→ **Task statement**
Copy out all the lines in the records that include the word "otherwise".

==================================================

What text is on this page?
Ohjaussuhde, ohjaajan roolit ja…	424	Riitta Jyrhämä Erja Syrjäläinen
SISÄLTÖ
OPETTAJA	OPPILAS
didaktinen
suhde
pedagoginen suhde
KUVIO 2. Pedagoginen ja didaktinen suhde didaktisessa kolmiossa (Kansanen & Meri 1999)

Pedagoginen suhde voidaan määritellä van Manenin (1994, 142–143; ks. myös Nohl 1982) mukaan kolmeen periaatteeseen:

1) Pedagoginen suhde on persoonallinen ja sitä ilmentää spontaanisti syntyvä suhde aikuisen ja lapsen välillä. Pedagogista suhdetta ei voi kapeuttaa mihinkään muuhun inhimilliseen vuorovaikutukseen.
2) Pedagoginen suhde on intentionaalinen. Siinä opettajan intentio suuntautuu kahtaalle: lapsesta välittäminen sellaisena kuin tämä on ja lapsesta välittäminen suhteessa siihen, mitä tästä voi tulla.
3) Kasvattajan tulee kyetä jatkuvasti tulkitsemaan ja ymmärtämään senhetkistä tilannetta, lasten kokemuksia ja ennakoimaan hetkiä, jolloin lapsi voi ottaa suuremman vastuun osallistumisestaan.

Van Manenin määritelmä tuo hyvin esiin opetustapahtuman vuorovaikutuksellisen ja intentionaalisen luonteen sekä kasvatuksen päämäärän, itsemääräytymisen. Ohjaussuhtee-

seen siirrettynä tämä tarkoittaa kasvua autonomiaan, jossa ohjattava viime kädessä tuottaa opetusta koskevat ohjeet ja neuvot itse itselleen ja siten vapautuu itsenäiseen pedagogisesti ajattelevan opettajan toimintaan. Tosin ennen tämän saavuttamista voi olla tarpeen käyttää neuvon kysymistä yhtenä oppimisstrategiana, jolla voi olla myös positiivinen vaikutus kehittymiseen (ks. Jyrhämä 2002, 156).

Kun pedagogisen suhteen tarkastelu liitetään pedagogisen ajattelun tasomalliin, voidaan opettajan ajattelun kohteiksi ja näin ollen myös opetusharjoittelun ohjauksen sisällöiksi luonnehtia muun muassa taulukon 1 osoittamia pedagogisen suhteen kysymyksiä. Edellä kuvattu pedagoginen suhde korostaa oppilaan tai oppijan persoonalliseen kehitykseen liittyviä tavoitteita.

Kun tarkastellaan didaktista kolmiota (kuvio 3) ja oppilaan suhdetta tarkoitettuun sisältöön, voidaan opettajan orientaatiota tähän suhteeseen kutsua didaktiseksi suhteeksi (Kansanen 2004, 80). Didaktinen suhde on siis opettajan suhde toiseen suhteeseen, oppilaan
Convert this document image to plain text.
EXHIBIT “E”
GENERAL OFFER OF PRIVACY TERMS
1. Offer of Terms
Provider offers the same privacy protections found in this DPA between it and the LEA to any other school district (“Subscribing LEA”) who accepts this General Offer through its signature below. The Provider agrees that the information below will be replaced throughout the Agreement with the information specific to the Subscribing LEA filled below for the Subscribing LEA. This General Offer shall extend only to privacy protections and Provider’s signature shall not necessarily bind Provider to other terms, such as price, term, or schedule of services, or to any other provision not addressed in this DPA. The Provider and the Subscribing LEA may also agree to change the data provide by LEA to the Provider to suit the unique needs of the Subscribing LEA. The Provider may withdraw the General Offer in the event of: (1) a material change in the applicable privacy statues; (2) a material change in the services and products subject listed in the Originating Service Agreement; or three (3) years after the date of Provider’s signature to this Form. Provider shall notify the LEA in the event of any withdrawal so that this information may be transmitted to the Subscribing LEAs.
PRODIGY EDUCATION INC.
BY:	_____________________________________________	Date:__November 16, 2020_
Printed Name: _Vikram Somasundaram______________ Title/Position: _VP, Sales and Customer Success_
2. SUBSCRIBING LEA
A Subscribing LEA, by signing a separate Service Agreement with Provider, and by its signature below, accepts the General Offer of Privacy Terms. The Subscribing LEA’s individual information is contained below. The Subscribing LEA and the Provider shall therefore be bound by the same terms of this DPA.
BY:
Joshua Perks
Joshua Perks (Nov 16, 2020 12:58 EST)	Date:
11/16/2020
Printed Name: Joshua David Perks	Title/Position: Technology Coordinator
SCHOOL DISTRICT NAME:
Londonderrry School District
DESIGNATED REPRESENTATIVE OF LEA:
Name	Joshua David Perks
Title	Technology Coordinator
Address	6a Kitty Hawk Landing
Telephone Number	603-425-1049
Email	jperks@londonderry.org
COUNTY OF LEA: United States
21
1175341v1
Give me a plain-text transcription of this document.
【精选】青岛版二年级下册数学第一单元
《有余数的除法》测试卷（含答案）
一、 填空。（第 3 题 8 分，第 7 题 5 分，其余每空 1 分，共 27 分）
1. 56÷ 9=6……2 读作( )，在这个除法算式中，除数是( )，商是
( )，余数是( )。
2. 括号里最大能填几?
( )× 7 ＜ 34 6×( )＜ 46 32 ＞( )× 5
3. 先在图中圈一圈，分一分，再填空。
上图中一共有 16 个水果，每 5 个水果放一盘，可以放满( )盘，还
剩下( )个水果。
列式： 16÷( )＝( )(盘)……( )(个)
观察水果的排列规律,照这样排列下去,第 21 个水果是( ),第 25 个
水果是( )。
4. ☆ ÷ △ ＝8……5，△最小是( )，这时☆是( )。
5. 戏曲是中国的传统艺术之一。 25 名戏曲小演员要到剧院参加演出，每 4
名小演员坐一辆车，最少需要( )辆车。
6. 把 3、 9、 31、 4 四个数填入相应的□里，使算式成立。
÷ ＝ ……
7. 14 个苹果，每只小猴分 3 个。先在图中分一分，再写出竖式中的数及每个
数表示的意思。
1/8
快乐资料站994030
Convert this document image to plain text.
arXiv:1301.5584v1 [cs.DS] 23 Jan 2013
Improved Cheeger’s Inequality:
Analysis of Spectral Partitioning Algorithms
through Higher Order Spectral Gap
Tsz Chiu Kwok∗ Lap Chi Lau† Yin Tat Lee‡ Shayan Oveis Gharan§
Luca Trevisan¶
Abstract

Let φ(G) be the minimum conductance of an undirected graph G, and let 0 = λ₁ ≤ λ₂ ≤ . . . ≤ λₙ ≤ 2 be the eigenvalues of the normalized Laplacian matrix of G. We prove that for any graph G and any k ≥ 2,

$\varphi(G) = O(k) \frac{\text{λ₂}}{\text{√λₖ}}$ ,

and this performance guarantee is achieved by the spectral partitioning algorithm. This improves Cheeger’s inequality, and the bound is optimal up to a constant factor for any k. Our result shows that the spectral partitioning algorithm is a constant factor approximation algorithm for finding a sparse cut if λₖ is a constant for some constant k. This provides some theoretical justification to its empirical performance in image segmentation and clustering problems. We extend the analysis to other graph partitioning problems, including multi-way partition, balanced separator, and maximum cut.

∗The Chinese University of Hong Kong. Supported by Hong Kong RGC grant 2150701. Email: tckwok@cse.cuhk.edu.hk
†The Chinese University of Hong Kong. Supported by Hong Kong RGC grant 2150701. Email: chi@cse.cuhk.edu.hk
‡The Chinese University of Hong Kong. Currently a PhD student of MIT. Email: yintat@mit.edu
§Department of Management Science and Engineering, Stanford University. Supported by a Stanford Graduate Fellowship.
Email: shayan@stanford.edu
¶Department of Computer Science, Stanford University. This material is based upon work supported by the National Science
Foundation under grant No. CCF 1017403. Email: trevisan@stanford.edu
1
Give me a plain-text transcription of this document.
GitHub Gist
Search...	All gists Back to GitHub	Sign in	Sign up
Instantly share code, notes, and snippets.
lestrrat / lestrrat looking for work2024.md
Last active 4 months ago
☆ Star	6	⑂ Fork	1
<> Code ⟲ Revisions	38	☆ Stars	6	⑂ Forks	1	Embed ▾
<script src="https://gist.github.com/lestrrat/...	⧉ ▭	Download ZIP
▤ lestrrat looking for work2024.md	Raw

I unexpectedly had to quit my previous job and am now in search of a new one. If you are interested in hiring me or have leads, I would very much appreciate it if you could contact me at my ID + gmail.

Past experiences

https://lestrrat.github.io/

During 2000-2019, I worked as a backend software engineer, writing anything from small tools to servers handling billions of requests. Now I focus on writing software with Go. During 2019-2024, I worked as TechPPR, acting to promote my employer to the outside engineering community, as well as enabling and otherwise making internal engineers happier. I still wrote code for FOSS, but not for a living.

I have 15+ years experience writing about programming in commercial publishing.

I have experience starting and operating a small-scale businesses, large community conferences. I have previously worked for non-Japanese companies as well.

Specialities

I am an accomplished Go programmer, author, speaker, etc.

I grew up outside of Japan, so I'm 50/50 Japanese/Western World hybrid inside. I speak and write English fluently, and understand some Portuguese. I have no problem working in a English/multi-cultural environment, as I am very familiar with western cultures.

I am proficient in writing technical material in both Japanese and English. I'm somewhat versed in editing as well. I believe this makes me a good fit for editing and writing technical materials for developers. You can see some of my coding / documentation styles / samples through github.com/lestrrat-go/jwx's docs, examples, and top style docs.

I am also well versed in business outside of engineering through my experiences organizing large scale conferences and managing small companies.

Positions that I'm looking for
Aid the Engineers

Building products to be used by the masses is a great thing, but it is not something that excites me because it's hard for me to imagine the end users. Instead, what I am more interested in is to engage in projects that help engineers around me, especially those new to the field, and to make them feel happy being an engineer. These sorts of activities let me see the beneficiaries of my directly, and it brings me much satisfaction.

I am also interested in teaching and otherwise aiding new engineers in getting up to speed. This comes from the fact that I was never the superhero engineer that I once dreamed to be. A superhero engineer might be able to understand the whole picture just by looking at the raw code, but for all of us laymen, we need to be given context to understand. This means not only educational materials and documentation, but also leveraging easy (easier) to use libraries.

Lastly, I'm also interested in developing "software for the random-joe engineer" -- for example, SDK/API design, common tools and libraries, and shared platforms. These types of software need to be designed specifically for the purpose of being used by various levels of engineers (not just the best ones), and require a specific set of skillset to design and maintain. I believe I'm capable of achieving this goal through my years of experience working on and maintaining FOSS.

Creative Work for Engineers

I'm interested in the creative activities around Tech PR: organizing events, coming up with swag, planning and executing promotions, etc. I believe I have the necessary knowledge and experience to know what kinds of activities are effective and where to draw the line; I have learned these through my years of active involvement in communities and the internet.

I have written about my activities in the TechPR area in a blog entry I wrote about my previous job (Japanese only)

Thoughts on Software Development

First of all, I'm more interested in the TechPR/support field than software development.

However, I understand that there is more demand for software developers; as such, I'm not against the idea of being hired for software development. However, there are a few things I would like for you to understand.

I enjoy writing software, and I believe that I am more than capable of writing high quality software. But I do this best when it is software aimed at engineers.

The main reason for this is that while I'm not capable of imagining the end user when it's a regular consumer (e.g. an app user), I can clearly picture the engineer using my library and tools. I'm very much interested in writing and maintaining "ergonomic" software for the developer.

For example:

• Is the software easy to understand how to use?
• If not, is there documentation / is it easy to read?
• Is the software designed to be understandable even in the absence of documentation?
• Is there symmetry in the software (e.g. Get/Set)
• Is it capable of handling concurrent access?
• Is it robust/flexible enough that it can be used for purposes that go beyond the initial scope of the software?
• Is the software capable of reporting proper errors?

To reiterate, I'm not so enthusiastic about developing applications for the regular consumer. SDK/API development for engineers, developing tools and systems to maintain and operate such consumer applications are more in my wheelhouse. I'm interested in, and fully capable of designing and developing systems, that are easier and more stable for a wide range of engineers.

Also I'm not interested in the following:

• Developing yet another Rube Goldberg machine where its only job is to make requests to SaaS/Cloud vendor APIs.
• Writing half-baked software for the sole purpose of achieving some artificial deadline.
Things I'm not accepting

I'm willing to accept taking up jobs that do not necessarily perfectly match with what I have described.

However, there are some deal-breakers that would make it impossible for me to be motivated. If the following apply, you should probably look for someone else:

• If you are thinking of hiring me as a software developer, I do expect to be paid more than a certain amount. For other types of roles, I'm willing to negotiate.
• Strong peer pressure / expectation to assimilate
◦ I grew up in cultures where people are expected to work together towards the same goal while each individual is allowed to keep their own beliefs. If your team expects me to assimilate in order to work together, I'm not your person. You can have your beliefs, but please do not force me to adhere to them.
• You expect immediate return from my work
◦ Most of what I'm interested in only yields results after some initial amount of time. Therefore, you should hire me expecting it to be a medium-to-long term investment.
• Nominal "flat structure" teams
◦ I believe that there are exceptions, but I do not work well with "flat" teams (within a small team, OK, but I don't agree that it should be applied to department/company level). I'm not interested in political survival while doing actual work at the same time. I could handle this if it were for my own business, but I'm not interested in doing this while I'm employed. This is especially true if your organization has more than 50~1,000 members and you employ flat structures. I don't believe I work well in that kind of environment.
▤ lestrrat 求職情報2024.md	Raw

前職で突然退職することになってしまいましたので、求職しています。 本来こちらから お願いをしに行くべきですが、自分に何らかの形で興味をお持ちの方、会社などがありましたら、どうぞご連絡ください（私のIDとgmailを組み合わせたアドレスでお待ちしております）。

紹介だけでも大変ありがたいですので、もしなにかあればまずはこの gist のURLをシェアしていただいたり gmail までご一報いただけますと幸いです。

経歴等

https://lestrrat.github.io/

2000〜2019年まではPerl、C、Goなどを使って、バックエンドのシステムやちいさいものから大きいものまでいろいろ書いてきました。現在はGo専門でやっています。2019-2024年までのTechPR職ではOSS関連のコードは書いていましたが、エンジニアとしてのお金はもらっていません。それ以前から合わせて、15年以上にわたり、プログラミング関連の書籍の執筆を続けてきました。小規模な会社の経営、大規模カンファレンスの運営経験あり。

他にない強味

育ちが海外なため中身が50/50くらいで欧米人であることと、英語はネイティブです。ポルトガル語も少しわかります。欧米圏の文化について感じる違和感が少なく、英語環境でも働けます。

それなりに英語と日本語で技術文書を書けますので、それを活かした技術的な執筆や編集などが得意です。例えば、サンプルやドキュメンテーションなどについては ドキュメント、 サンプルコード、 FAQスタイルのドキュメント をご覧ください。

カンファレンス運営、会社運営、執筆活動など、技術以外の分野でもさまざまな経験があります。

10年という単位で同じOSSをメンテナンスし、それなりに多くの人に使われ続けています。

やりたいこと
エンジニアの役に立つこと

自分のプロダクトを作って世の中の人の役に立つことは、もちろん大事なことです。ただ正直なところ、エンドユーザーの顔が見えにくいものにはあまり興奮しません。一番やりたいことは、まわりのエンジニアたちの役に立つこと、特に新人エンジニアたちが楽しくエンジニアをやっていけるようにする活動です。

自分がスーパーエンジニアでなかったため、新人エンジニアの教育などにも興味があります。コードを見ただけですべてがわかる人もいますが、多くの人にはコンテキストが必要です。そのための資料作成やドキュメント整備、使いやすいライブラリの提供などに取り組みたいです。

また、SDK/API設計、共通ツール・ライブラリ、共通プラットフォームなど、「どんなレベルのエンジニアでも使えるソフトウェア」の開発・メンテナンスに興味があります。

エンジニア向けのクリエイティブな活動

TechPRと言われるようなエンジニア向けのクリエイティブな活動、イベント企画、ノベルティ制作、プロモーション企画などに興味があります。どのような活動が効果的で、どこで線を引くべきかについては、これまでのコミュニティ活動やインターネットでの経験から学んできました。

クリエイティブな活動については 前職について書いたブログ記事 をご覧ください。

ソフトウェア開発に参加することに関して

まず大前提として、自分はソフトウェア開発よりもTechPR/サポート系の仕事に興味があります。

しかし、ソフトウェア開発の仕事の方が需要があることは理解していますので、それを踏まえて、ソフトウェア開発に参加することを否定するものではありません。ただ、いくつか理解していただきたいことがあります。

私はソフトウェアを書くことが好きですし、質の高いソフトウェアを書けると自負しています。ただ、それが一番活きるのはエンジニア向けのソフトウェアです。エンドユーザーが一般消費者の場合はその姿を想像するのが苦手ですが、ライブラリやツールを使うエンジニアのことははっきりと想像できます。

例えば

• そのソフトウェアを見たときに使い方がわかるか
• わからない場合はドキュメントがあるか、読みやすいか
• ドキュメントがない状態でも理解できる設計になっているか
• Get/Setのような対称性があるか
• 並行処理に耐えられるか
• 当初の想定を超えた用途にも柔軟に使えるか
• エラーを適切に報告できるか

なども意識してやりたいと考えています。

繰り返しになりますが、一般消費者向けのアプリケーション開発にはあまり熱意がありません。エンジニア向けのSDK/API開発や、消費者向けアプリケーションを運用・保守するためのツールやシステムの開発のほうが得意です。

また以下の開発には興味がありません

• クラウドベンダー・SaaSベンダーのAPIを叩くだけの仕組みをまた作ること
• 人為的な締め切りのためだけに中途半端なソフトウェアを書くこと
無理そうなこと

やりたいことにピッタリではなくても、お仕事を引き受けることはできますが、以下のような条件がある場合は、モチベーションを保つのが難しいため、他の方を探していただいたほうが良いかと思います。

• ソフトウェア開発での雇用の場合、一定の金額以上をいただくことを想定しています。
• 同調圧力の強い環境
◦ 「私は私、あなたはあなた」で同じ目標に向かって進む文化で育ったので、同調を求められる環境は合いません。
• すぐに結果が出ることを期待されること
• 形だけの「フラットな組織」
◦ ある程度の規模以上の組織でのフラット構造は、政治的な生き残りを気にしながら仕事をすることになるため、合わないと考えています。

==================================================

→ **Correct output**
During 2000-2019, I worked as a backend software engineer, writing anything from small tools to servers handling billions of requests. Now I focus on writing software with Go. During 2019-2024, I worked as TechPPR, acting to promote my employer to the outside engineering community, as well as enabling and otherwise making internal engineers happier. I still wrote code for FOSS, but not for a living.
I am also interested in teaching and otherwise aiding new engineers in getting up to speed. This comes from the fact that I was never the superhero engineer that I once dreamed to be. A superhero engineer might be able to understand the whole picture just by looking at the raw code, but for all of us laymen, we need to be given context to understand. This means not only educational materials and documentation, but also leveraging easy (easier) to use libraries.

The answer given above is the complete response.